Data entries
--------------------------------
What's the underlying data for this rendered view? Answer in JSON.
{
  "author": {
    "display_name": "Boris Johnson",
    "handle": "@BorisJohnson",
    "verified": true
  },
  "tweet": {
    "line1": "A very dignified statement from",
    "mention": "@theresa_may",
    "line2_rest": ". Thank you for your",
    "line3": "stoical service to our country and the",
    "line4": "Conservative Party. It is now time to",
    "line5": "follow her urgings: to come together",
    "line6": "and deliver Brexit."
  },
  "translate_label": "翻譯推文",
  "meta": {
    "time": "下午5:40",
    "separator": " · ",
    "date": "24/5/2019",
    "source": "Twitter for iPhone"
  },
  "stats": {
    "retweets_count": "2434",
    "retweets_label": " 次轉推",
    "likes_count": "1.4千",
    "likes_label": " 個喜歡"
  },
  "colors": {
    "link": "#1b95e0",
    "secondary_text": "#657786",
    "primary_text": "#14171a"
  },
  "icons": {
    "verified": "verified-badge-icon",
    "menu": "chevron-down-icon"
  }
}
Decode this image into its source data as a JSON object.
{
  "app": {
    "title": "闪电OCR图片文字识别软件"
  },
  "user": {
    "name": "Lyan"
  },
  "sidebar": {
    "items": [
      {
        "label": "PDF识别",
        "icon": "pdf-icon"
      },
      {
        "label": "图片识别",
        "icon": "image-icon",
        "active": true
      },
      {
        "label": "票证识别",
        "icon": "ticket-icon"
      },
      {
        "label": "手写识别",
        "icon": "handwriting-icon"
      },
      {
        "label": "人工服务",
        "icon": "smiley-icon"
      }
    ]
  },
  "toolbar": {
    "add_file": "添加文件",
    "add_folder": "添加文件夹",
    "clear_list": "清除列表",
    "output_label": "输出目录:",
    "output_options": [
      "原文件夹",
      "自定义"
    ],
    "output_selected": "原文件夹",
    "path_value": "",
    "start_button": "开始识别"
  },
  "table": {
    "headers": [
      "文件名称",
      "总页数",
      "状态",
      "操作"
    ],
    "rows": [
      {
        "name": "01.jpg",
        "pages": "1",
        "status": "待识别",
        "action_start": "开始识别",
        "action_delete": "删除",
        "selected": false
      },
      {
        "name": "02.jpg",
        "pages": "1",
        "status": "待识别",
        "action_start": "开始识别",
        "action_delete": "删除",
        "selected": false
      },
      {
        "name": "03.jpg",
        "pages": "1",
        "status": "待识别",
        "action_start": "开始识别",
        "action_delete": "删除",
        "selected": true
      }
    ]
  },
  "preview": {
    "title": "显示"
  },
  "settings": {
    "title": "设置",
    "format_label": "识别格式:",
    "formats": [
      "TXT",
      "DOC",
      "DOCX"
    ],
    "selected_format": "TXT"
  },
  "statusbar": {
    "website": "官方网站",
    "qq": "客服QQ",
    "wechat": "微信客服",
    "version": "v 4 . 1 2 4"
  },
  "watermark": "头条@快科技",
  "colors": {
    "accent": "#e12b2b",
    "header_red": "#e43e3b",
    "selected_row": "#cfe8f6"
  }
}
--------------------------------
## WORK TO BE COMPLETED
Please quote every record above exactly as it appears.

## WRITTEN RESPONSE
What's the underlying data for this rendered view? Answer in JSON.
{
  "author": {
    "display_name": "Boris Johnson",
    "handle": "@BorisJohnson",
    "verified": true
  },
  "tweet": {
    "line1": "A very dignified statement from",
    "mention": "@theresa_may",
    "line2_rest": ". Thank you for your",
    "line3": "stoical service to our country and the",
    "line4": "Conservative Party. It is now time to",
    "line5": "follow her urgings: to come together",
    "line6": "and deliver Brexit."
  },
  "translate_label": "翻譯推文",
  "meta": {
    "time": "下午5:40",
    "separator": " · ",
    "date": "24/5/2019",
    "source": "Twitter for iPhone"
  },
  "stats": {
    "retweets_count": "2434",
    "retweets_label": " 次轉推",
    "likes_count": "1.4千",
    "likes_label": " 個喜歡"
  },
  "colors": {
    "link": "#1b95e0",
    "secondary_text": "#657786",
    "primary_text": "#14171a"
  },
  "icons": {
    "verified": "verified-badge-icon",
    "menu": "chevron-down-icon"
  }
}
Decode this image into its source data as a JSON object.
{
  "app": {
    "title": "闪电OCR图片文字识别软件"
  },
  "user": {
    "name": "Lyan"
  },
  "sidebar": {
    "items": [
      {
        "label": "PDF识别",
        "icon": "pdf-icon"
      },
      {
        "label": "图片识别",
        "icon": "image-icon",
        "active": true
      },
      {
        "label": "票证识别",
        "icon": "ticket-icon"
      },
      {
        "label": "手写识别",
        "icon": "handwriting-icon"
      },
      {
        "label": "人工服务",
        "icon": "smiley-icon"
      }
    ]
  },
  "toolbar": {
    "add_file": "添加文件",
    "add_folder": "添加文件夹",
    "clear_list": "清除列表",
    "output_label": "输出目录:",
    "output_options": [
      "原文件夹",
      "自定义"
    ],
    "output_selected": "原文件夹",
    "path_value": "",
    "start_button": "开始识别"
  },
  "table": {
    "headers": [
      "文件名称",
      "总页数",
      "状态",
      "操作"
    ],
    "rows": [
      {
        "name": "01.jpg",
        "pages": "1",
        "status": "待识别",
        "action_start": "开始识别",
        "action_delete": "删除",
        "selected": false
      },
      {
        "name": "02.jpg",
        "pages": "1",
        "status": "待识别",
        "action_start": "开始识别",
        "action_delete": "删除",
        "selected": false
      },
      {
        "name": "03.jpg",
        "pages": "1",
        "status": "待识别",
        "action_start": "开始识别",
        "action_delete": "删除",
        "selected": true
      }
    ]
  },
  "preview": {
    "title": "显示"
  },
  "settings": {
    "title": "设置",
    "format_label": "识别格式:",
    "formats": [
      "TXT",
      "DOC",
      "DOCX"
    ],
    "selected_format": "TXT"
  },
  "statusbar": {
    "website": "官方网站",
    "qq": "客服QQ",
    "wechat": "微信客服",
    "version": "v 4 . 1 2 4"
  },
  "watermark": "头条@快科技",
  "colors": {
    "accent": "#e12b2b",
    "header_red": "#e43e3b",
    "selected_row": "#cfe8f6"
  }
}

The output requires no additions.